"""

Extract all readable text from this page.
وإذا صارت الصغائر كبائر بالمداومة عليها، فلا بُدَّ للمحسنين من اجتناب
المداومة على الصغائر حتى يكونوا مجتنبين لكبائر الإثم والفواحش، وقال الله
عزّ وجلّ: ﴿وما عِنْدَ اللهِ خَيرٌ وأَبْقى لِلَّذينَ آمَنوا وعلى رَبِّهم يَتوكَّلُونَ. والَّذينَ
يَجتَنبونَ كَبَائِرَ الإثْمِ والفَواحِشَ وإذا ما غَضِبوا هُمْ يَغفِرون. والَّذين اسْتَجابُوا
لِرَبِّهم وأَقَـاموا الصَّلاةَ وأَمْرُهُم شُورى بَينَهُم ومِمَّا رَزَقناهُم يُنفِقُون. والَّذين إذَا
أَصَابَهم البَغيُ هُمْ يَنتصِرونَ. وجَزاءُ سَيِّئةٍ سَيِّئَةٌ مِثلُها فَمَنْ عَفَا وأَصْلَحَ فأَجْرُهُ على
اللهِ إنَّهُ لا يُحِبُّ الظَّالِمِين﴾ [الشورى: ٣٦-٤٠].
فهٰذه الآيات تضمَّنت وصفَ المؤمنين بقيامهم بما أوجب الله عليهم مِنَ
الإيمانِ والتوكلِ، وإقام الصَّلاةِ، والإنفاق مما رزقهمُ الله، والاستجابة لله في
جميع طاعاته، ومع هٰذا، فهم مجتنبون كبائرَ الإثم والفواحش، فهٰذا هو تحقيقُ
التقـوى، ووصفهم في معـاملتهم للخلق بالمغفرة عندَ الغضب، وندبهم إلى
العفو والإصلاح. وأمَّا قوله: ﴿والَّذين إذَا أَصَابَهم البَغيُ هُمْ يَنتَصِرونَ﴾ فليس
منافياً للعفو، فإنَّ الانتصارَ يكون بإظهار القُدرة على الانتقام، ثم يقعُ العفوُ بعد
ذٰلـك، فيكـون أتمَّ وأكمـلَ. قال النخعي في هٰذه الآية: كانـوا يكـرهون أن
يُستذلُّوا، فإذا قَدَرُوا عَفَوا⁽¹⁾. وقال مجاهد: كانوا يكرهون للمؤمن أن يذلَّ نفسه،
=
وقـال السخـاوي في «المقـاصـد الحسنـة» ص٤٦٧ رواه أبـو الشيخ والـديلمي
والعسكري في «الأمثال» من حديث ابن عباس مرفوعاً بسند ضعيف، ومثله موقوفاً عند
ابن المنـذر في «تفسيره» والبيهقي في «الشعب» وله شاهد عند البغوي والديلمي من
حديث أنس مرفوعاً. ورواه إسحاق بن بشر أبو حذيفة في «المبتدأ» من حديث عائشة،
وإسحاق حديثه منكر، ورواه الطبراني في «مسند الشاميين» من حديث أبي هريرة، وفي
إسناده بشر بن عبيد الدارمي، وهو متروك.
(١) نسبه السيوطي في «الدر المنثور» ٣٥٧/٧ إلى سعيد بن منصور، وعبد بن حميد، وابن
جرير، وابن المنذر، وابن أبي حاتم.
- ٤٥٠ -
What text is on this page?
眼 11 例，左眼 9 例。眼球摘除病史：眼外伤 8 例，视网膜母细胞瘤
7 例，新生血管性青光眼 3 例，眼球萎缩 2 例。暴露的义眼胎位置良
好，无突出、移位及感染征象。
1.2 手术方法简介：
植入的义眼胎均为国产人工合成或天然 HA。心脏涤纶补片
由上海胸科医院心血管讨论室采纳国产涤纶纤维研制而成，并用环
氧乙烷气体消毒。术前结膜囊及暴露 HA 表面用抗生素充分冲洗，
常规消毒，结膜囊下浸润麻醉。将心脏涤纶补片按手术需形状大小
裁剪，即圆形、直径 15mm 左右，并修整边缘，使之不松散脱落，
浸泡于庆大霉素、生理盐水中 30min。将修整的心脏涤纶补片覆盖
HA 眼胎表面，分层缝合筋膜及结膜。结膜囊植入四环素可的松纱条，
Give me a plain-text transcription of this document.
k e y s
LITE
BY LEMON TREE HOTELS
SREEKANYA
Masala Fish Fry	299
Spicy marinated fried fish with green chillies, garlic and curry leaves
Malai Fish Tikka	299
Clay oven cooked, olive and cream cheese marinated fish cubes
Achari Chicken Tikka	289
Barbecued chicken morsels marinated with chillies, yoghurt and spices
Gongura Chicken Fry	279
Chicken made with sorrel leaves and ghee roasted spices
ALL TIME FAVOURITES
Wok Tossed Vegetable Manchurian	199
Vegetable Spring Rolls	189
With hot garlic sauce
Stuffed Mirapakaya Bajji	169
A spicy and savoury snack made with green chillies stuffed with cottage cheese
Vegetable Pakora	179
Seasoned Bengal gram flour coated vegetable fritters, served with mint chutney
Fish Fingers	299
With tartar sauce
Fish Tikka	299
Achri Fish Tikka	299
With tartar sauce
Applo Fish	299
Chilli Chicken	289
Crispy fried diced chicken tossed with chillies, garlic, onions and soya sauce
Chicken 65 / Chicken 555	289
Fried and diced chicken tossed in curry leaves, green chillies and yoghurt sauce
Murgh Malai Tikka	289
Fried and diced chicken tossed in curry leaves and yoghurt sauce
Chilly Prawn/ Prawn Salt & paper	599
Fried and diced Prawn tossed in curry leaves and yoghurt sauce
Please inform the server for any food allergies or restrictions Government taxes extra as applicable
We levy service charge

"""

The lines above should be duplicated exactly.

(Written response)
Extract all readable text from this page.
وإذا صارت الصغائر كبائر بالمداومة عليها، فلا بُدَّ للمحسنين من اجتناب
المداومة على الصغائر حتى يكونوا مجتنبين لكبائر الإثم والفواحش، وقال الله
عزّ وجلّ: ﴿وما عِنْدَ اللهِ خَيرٌ وأَبْقى لِلَّذينَ آمَنوا وعلى رَبِّهم يَتوكَّلُونَ. والَّذينَ
يَجتَنبونَ كَبَائِرَ الإثْمِ والفَواحِشَ وإذا ما غَضِبوا هُمْ يَغفِرون. والَّذين اسْتَجابُوا
لِرَبِّهم وأَقَـاموا الصَّلاةَ وأَمْرُهُم شُورى بَينَهُم ومِمَّا رَزَقناهُم يُنفِقُون. والَّذين إذَا
أَصَابَهم البَغيُ هُمْ يَنتصِرونَ. وجَزاءُ سَيِّئةٍ سَيِّئَةٌ مِثلُها فَمَنْ عَفَا وأَصْلَحَ فأَجْرُهُ على
اللهِ إنَّهُ لا يُحِبُّ الظَّالِمِين﴾ [الشورى: ٣٦-٤٠].
فهٰذه الآيات تضمَّنت وصفَ المؤمنين بقيامهم بما أوجب الله عليهم مِنَ
الإيمانِ والتوكلِ، وإقام الصَّلاةِ، والإنفاق مما رزقهمُ الله، والاستجابة لله في
جميع طاعاته، ومع هٰذا، فهم مجتنبون كبائرَ الإثم والفواحش، فهٰذا هو تحقيقُ
التقـوى، ووصفهم في معـاملتهم للخلق بالمغفرة عندَ الغضب، وندبهم إلى
العفو والإصلاح. وأمَّا قوله: ﴿والَّذين إذَا أَصَابَهم البَغيُ هُمْ يَنتَصِرونَ﴾ فليس
منافياً للعفو، فإنَّ الانتصارَ يكون بإظهار القُدرة على الانتقام، ثم يقعُ العفوُ بعد
ذٰلـك، فيكـون أتمَّ وأكمـلَ. قال النخعي في هٰذه الآية: كانـوا يكـرهون أن
يُستذلُّوا، فإذا قَدَرُوا عَفَوا⁽¹⁾. وقال مجاهد: كانوا يكرهون للمؤمن أن يذلَّ نفسه،
=
وقـال السخـاوي في «المقـاصـد الحسنـة» ص٤٦٧ رواه أبـو الشيخ والـديلمي
والعسكري في «الأمثال» من حديث ابن عباس مرفوعاً بسند ضعيف، ومثله موقوفاً عند
ابن المنـذر في «تفسيره» والبيهقي في «الشعب» وله شاهد عند البغوي والديلمي من
حديث أنس مرفوعاً. ورواه إسحاق بن بشر أبو حذيفة في «المبتدأ» من حديث عائشة،
وإسحاق حديثه منكر، ورواه الطبراني في «مسند الشاميين» من حديث أبي هريرة، وفي
إسناده بشر بن عبيد الدارمي، وهو متروك.
(١) نسبه السيوطي في «الدر المنثور» ٣٥٧/٧ إلى سعيد بن منصور، وعبد بن حميد، وابن
جرير، وابن المنذر، وابن أبي حاتم.
- ٤٥٠ -
What text is on this page?
眼 11 例，左眼 9 例。眼球摘除病史：眼外伤 8 例，视网膜母细胞瘤
7 例，新生血管性青光眼 3 例，眼球萎缩 2 例。暴露的义眼胎位置良
好，无突出、移位及感染征象。
1.2 手术方法简介：
植入的义眼胎均为国产人工合成或天然 HA。心脏涤纶补片
由上海胸科医院心血管讨论室采纳国产涤纶纤维研制而成，并用环
氧乙烷气体消毒。术前结膜囊及暴露 HA 表面用抗生素充分冲洗，
常规消毒，结膜囊下浸润麻醉。将心脏涤纶补片按手术需形状大小
裁剪，即圆形、直径 15mm 左右，并修整边缘，使之不松散脱落，
浸泡于庆大霉素、生理盐水中 30min。将修整的心脏涤纶补片覆盖
HA 眼胎表面，分层缝合筋膜及结膜。结膜囊植入四环素可的松纱条，
Give me a plain-text transcription of this document.
k e y s
LITE
BY LEMON TREE HOTELS
SREEKANYA
Masala Fish Fry	299
Spicy marinated fried fish with green chillies, garlic and curry leaves
Malai Fish Tikka	299
Clay oven cooked, olive and cream cheese marinated fish cubes
Achari Chicken Tikka	289
Barbecued chicken morsels marinated with chillies, yoghurt and spices
Gongura Chicken Fry	279
Chicken made with sorrel leaves and ghee roasted spices
ALL TIME FAVOURITES
Wok Tossed Vegetable Manchurian	199
Vegetable Spring Rolls	189
With hot garlic sauce
Stuffed Mirapakaya Bajji	169
A spicy and savoury snack made with green chillies stuffed with cottage cheese
Vegetable Pakora	179
Seasoned Bengal gram flour coated vegetable fritters, served with mint chutney
Fish Fingers	299
With tartar sauce
Fish Tikka	299
Achri Fish Tikka	299
With tartar sauce
Applo Fish	299
Chilli Chicken	289
Crispy fried diced chicken tossed with chillies, garlic, onions and soya sauce
Chicken 65 / Chicken 555	289
Fried and diced chicken tossed in curry leaves, green chillies and yoghurt sauce
Murgh Malai Tikka	289
Fried and diced chicken tossed in curry leaves and yoghurt sauce
Chilly Prawn/ Prawn Salt & paper	599
Fried and diced Prawn tossed in curry leaves and yoghurt sauce
Please inform the server for any food allergies or restrictions Government taxes extra as applicable
We levy service charge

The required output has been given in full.